MATERIAL PROVIDED -
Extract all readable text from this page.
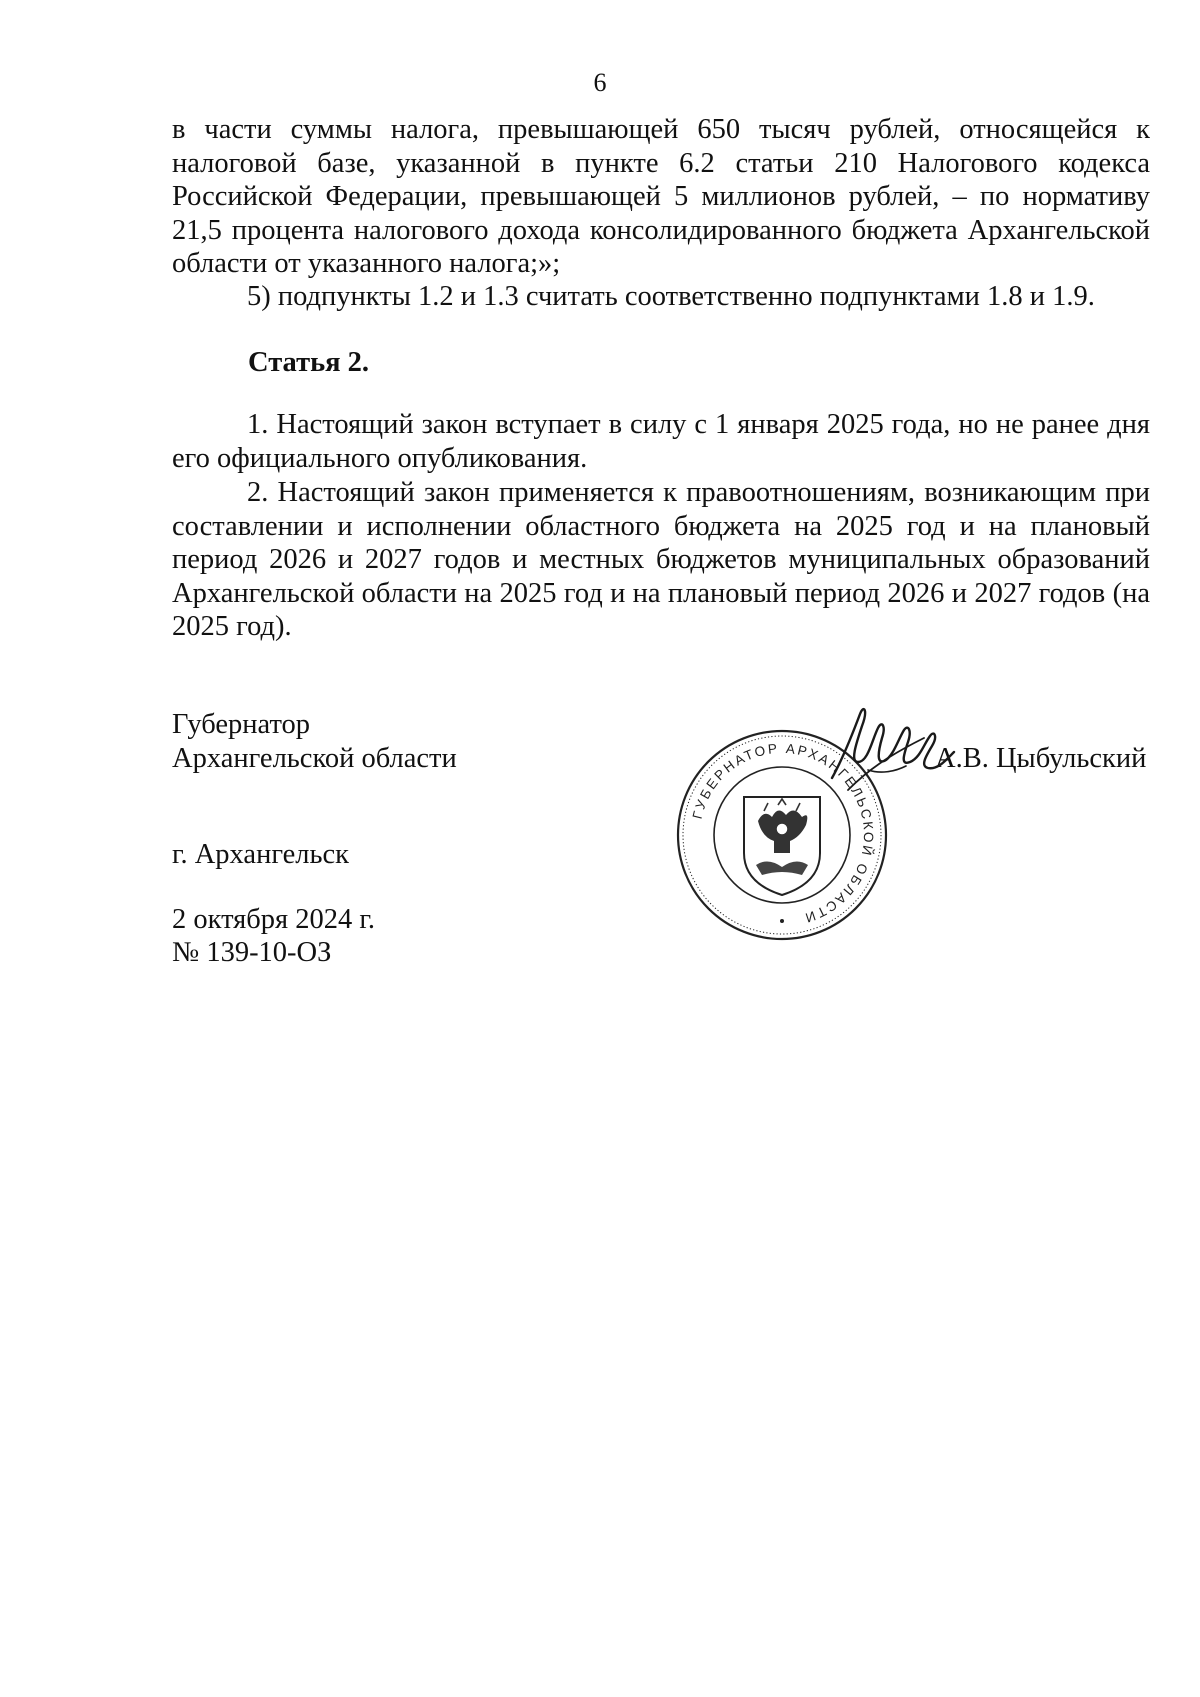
6

в части суммы налога, превышающей 650 тысяч рублей, относящейся к налоговой базе, указанной в пункте 6.2 статьи 210 Налогового кодекса Российской Федерации, превышающей 5 миллионов рублей, – по нормативу 21,5 процента налогового дохода консолидированного бюджета Архангельской области от указанного налога;»;

5) подпункты 1.2 и 1.3 считать соответственно подпунктами 1.8 и 1.9.

Статья 2.

1. Настоящий закон вступает в силу с 1 января 2025 года, но не ранее дня его официального опубликования.

2. Настоящий закон применяется к правоотношениям, возникающим при составлении и исполнении областного бюджета на 2025 год и на плановый период 2026 и 2027 годов и местных бюджетов муниципальных образований Архангельской области на 2025 год и на плановый период 2026 и 2027 годов (на 2025 год).

Губернатор

Архангельской области	А.В. Цыбульский

г. Архангельск

2 октября 2024 г.

№ 139-10-ОЗ

ГУБЕРНАТОР АРХАНГЕЛЬСКОЙ ОБЛАСТИ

EXERCISE DESCRIPTION -
Copy the listing exactly. Any image in it stays out of the copy.

COMPLETE OUTPUT -
Extract all readable text from this page.
6

в части суммы налога, превышающей 650 тысяч рублей, относящейся к налоговой базе, указанной в пункте 6.2 статьи 210 Налогового кодекса Российской Федерации, превышающей 5 миллионов рублей, – по нормативу 21,5 процента налогового дохода консолидированного бюджета Архангельской области от указанного налога;»;

5) подпункты 1.2 и 1.3 считать соответственно подпунктами 1.8 и 1.9.

Статья 2.

1. Настоящий закон вступает в силу с 1 января 2025 года, но не ранее дня его официального опубликования.

2. Настоящий закон применяется к правоотношениям, возникающим при составлении и исполнении областного бюджета на 2025 год и на плановый период 2026 и 2027 годов и местных бюджетов муниципальных образований Архангельской области на 2025 год и на плановый период 2026 и 2027 годов (на 2025 год).

Губернатор

Архангельской области	А.В. Цыбульский

г. Архангельск

2 октября 2024 г.

№ 139-10-ОЗ

ГУБЕРНАТОР АРХАНГЕЛЬСКОЙ ОБЛАСТИ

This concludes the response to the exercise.